*** Extracted data

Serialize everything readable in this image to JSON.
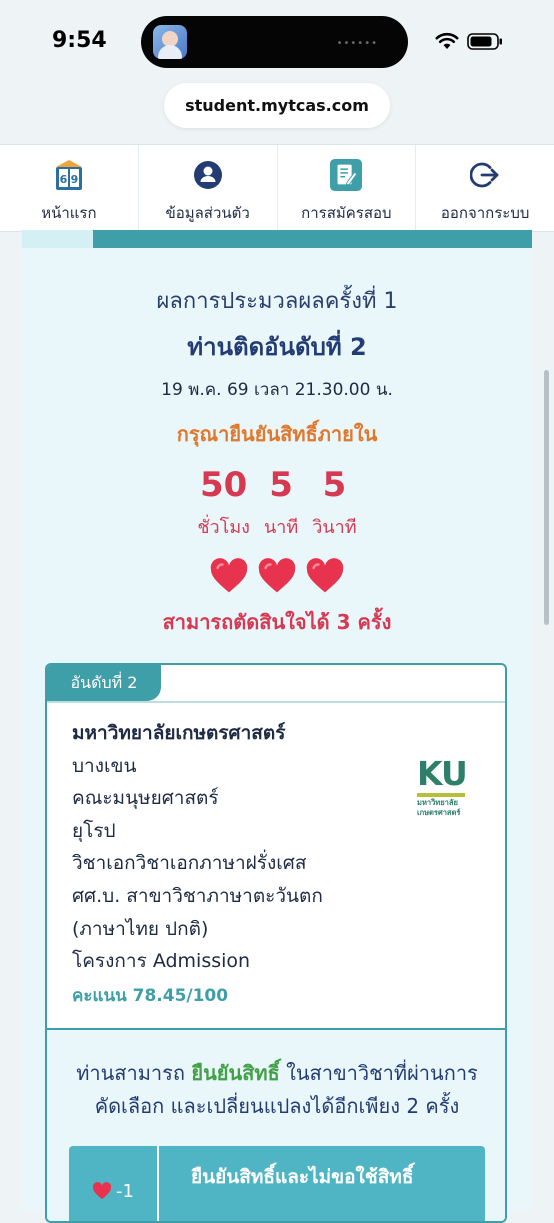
{
  "status_bar": {
    "time": "9:54"
  },
  "browser": {
    "url": "student.mytcas.com"
  },
  "nav": {
    "items": [
      {
        "label": "หน้าแรก",
        "icon": "book-69-icon",
        "badge_left": "6",
        "badge_right": "9"
      },
      {
        "label": "ข้อมูลส่วนตัว",
        "icon": "user-circle-icon"
      },
      {
        "label": "การสมัครสอบ",
        "icon": "edit-document-icon"
      },
      {
        "label": "ออกจากระบบ",
        "icon": "logout-icon"
      }
    ]
  },
  "result": {
    "round_title": "ผลการประมวลผลครั้งที่ 1",
    "rank_title": "ท่านติดอันดับที่ 2",
    "deadline": "19 พ.ค. 69 เวลา 21.30.00 น.",
    "confirm_label": "กรุณายืนยันสิทธิ์ภายใน",
    "countdown": {
      "hours": "50",
      "hours_unit": "ชั่วโมง",
      "minutes": "5",
      "minutes_unit": "นาที",
      "seconds": "5",
      "seconds_unit": "วินาที"
    },
    "hearts_count": 3,
    "chances_text": "สามารถตัดสินใจได้ 3 ครั้ง"
  },
  "card": {
    "rank_tab": "อันดับที่ 2",
    "university": "มหาวิทยาลัยเกษตรศาสตร์",
    "campus": "บางเขน",
    "faculty": "คณะมนุษยศาสตร์",
    "field": "ยุโรป",
    "major": "วิชาเอกวิชาเอกภาษาฝรั่งเศส",
    "degree": "ศศ.บ. สาขาวิชาภาษาตะวันตก",
    "program": "(ภาษาไทย ปกติ)",
    "project": "โครงการ Admission",
    "score": "คะแนน 78.45/100",
    "logo": {
      "letters": "KU",
      "line1": "มหาวิทยาลัย",
      "line2": "เกษตรศาสตร์"
    },
    "info": {
      "before": "ท่านสามารถ ",
      "highlight": "ยืนยันสิทธิ์",
      "after": " ในสาขาวิชาที่ผ่านการ",
      "line2": "คัดเลือก และเปลี่ยนแปลงได้อีกเพียง 2 ครั้ง"
    },
    "action": {
      "cost": "-1",
      "label": "ยืนยันสิทธิ์และไม่ขอใช้สิทธิ์"
    }
  },
  "colors": {
    "teal": "#3f9fa8",
    "red": "#d63a52",
    "orange": "#e0782d",
    "navy": "#233c73",
    "green": "#43a047"
  }
}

******

What the task requires:
Could you repeat all of the material exactly? Pictures should not be copied.

Complete answer:
Serialize everything readable in this image to JSON.
{
  "status_bar": {
    "time": "9:54"
  },
  "browser": {
    "url": "student.mytcas.com"
  },
  "nav": {
    "items": [
      {
        "label": "หน้าแรก",
        "icon": "book-69-icon",
        "badge_left": "6",
        "badge_right": "9"
      },
      {
        "label": "ข้อมูลส่วนตัว",
        "icon": "user-circle-icon"
      },
      {
        "label": "การสมัครสอบ",
        "icon": "edit-document-icon"
      },
      {
        "label": "ออกจากระบบ",
        "icon": "logout-icon"
      }
    ]
  },
  "result": {
    "round_title": "ผลการประมวลผลครั้งที่ 1",
    "rank_title": "ท่านติดอันดับที่ 2",
    "deadline": "19 พ.ค. 69 เวลา 21.30.00 น.",
    "confirm_label": "กรุณายืนยันสิทธิ์ภายใน",
    "countdown": {
      "hours": "50",
      "hours_unit": "ชั่วโมง",
      "minutes": "5",
      "minutes_unit": "นาที",
      "seconds": "5",
      "seconds_unit": "วินาที"
    },
    "hearts_count": 3,
    "chances_text": "สามารถตัดสินใจได้ 3 ครั้ง"
  },
  "card": {
    "rank_tab": "อันดับที่ 2",
    "university": "มหาวิทยาลัยเกษตรศาสตร์",
    "campus": "บางเขน",
    "faculty": "คณะมนุษยศาสตร์",
    "field": "ยุโรป",
    "major": "วิชาเอกวิชาเอกภาษาฝรั่งเศส",
    "degree": "ศศ.บ. สาขาวิชาภาษาตะวันตก",
    "program": "(ภาษาไทย ปกติ)",
    "project": "โครงการ Admission",
    "score": "คะแนน 78.45/100",
    "logo": {
      "letters": "KU",
      "line1": "มหาวิทยาลัย",
      "line2": "เกษตรศาสตร์"
    },
    "info": {
      "before": "ท่านสามารถ ",
      "highlight": "ยืนยันสิทธิ์",
      "after": " ในสาขาวิชาที่ผ่านการ",
      "line2": "คัดเลือก และเปลี่ยนแปลงได้อีกเพียง 2 ครั้ง"
    },
    "action": {
      "cost": "-1",
      "label": "ยืนยันสิทธิ์และไม่ขอใช้สิทธิ์"
    }
  },
  "colors": {
    "teal": "#3f9fa8",
    "red": "#d63a52",
    "orange": "#e0782d",
    "navy": "#233c73",
    "green": "#43a047"
  }
}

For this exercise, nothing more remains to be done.